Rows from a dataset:
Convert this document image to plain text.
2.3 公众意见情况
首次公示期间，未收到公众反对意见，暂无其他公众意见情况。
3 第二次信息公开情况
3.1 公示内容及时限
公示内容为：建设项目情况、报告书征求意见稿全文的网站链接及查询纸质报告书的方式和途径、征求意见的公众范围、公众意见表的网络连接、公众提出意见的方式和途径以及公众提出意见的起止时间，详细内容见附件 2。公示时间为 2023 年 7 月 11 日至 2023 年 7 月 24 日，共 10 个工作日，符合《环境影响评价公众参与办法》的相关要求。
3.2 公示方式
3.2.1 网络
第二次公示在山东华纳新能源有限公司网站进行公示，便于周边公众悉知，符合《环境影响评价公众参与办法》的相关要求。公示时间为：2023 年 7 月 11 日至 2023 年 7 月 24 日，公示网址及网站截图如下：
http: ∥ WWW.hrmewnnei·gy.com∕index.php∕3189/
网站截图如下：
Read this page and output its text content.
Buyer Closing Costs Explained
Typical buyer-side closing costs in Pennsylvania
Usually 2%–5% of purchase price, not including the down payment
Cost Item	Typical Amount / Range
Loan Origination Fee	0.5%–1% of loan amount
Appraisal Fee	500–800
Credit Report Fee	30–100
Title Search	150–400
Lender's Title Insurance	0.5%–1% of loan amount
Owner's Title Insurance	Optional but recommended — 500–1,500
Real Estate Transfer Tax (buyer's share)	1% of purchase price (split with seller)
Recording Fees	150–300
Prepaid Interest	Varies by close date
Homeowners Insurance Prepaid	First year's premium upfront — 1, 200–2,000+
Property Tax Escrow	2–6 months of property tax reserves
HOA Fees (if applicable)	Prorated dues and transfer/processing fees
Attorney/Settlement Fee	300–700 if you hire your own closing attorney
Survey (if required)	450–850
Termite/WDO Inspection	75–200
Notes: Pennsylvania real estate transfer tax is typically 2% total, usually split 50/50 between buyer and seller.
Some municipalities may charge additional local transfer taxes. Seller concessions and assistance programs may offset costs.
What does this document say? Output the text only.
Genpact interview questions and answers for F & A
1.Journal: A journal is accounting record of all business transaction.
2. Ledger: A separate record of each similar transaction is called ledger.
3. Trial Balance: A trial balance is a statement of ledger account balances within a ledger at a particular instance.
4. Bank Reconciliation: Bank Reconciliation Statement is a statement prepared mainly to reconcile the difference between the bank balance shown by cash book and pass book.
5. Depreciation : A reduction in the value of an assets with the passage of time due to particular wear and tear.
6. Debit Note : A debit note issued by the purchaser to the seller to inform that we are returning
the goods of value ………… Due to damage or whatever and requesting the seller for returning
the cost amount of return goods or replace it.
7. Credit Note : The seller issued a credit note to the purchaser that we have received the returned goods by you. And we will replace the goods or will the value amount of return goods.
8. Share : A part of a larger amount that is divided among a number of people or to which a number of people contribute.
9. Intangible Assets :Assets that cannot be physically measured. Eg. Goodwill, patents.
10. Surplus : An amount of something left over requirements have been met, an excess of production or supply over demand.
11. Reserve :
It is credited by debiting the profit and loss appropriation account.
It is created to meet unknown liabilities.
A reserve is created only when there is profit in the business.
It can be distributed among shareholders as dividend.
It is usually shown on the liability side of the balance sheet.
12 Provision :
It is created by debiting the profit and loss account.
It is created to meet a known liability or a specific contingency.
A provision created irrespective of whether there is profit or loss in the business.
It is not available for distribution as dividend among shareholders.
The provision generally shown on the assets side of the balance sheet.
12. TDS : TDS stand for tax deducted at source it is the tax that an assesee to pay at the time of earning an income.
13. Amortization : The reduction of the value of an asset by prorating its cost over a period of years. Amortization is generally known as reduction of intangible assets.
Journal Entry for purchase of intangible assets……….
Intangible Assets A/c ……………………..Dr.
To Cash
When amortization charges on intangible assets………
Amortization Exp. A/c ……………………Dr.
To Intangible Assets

## WORK TO BE COMPLETED
Every line above should be written out again exactly as it stands.

## WRITTEN SOLUTION
Convert this document image to plain text.
2.3 公众意见情况
首次公示期间，未收到公众反对意见，暂无其他公众意见情况。
3 第二次信息公开情况
3.1 公示内容及时限
公示内容为：建设项目情况、报告书征求意见稿全文的网站链接及查询纸质报告书的方式和途径、征求意见的公众范围、公众意见表的网络连接、公众提出意见的方式和途径以及公众提出意见的起止时间，详细内容见附件 2。公示时间为 2023 年 7 月 11 日至 2023 年 7 月 24 日，共 10 个工作日，符合《环境影响评价公众参与办法》的相关要求。
3.2 公示方式
3.2.1 网络
第二次公示在山东华纳新能源有限公司网站进行公示，便于周边公众悉知，符合《环境影响评价公众参与办法》的相关要求。公示时间为：2023 年 7 月 11 日至 2023 年 7 月 24 日，公示网址及网站截图如下：
http: ∥ WWW.hrmewnnei·gy.com∕index.php∕3189/
网站截图如下：
Read this page and output its text content.
Buyer Closing Costs Explained
Typical buyer-side closing costs in Pennsylvania
Usually 2%–5% of purchase price, not including the down payment
Cost Item	Typical Amount / Range
Loan Origination Fee	0.5%–1% of loan amount
Appraisal Fee	500–800
Credit Report Fee	30–100
Title Search	150–400
Lender's Title Insurance	0.5%–1% of loan amount
Owner's Title Insurance	Optional but recommended — 500–1,500
Real Estate Transfer Tax (buyer's share)	1% of purchase price (split with seller)
Recording Fees	150–300
Prepaid Interest	Varies by close date
Homeowners Insurance Prepaid	First year's premium upfront — 1, 200–2,000+
Property Tax Escrow	2–6 months of property tax reserves
HOA Fees (if applicable)	Prorated dues and transfer/processing fees
Attorney/Settlement Fee	300–700 if you hire your own closing attorney
Survey (if required)	450–850
Termite/WDO Inspection	75–200
Notes: Pennsylvania real estate transfer tax is typically 2% total, usually split 50/50 between buyer and seller.
Some municipalities may charge additional local transfer taxes. Seller concessions and assistance programs may offset costs.
What does this document say? Output the text only.
Genpact interview questions and answers for F & A
1.Journal: A journal is accounting record of all business transaction.
2. Ledger: A separate record of each similar transaction is called ledger.
3. Trial Balance: A trial balance is a statement of ledger account balances within a ledger at a particular instance.
4. Bank Reconciliation: Bank Reconciliation Statement is a statement prepared mainly to reconcile the difference between the bank balance shown by cash book and pass book.
5. Depreciation : A reduction in the value of an assets with the passage of time due to particular wear and tear.
6. Debit Note : A debit note issued by the purchaser to the seller to inform that we are returning
the goods of value ………… Due to damage or whatever and requesting the seller for returning
the cost amount of return goods or replace it.
7. Credit Note : The seller issued a credit note to the purchaser that we have received the returned goods by you. And we will replace the goods or will the value amount of return goods.
8. Share : A part of a larger amount that is divided among a number of people or to which a number of people contribute.
9. Intangible Assets :Assets that cannot be physically measured. Eg. Goodwill, patents.
10. Surplus : An amount of something left over requirements have been met, an excess of production or supply over demand.
11. Reserve :
It is credited by debiting the profit and loss appropriation account.
It is created to meet unknown liabilities.
A reserve is created only when there is profit in the business.
It can be distributed among shareholders as dividend.
It is usually shown on the liability side of the balance sheet.
12 Provision :
It is created by debiting the profit and loss account.
It is created to meet a known liability or a specific contingency.
A provision created irrespective of whether there is profit or loss in the business.
It is not available for distribution as dividend among shareholders.
The provision generally shown on the assets side of the balance sheet.
12. TDS : TDS stand for tax deducted at source it is the tax that an assesee to pay at the time of earning an income.
13. Amortization : The reduction of the value of an asset by prorating its cost over a period of years. Amortization is generally known as reduction of intangible assets.
Journal Entry for purchase of intangible assets……….
Intangible Assets A/c ……………………..Dr.
To Cash
When amortization charges on intangible assets………
Amortization Exp. A/c ……………………Dr.
To Intangible Assets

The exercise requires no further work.